Copy the lines from the one containing "- data-point: [984, 596, 998, 610]" through the one containing "- legend-label: at pump power = 200", replacing "pump power" with "pumping power" and leaving everything else unchanged.

==== The records ====

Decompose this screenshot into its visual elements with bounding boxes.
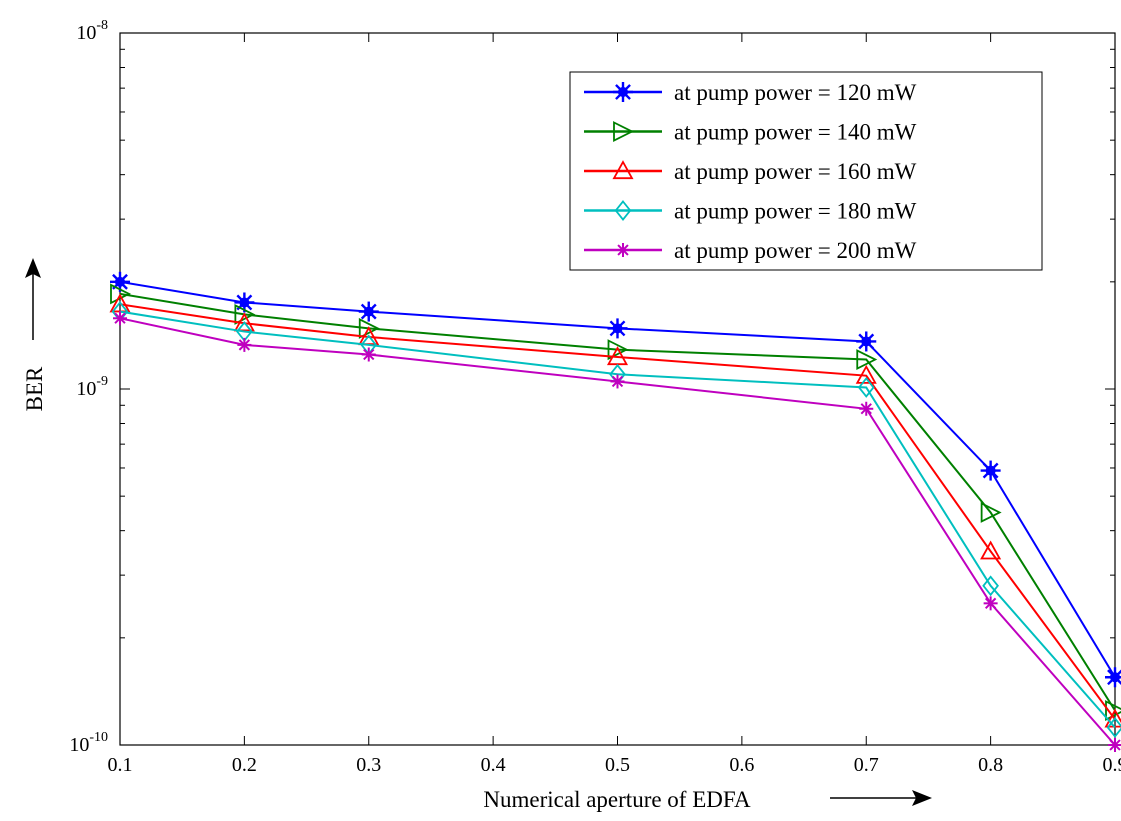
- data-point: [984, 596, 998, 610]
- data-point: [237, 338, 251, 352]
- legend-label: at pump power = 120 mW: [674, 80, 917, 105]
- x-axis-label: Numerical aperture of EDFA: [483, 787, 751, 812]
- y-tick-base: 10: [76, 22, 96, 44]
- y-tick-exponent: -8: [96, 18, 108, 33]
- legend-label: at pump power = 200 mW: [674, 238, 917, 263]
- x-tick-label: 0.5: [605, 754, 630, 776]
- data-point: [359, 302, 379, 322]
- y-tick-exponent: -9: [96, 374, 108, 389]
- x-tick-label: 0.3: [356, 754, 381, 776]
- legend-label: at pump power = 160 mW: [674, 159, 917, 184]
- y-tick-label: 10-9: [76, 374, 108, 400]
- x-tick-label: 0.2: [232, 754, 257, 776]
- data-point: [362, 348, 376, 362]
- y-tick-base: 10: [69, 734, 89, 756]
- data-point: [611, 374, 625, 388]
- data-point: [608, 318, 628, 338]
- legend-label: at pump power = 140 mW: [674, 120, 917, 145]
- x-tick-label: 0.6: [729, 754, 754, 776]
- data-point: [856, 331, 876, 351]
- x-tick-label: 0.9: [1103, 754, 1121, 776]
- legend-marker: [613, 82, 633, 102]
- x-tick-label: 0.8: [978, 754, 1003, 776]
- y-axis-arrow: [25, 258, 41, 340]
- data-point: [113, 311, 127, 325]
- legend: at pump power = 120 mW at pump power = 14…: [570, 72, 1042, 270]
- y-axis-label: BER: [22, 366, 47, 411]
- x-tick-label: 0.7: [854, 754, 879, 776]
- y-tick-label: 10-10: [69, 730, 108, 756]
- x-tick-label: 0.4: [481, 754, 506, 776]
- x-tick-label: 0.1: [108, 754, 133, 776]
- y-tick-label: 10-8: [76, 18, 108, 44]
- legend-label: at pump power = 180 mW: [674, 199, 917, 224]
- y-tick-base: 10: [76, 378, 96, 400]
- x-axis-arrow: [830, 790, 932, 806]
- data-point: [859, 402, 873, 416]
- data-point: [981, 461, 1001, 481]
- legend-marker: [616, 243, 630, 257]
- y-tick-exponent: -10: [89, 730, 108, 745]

====

• Finished answer:
- data-point: [984, 596, 998, 610]
- data-point: [237, 338, 251, 352]
- legend-label: at pumping power = 120 mW: [674, 80, 917, 105]
- x-axis-label: Numerical aperture of EDFA: [483, 787, 751, 812]
- y-tick-base: 10: [76, 22, 96, 44]
- y-tick-exponent: -8: [96, 18, 108, 33]
- legend-label: at pumping power = 200 mW: [674, 238, 917, 263]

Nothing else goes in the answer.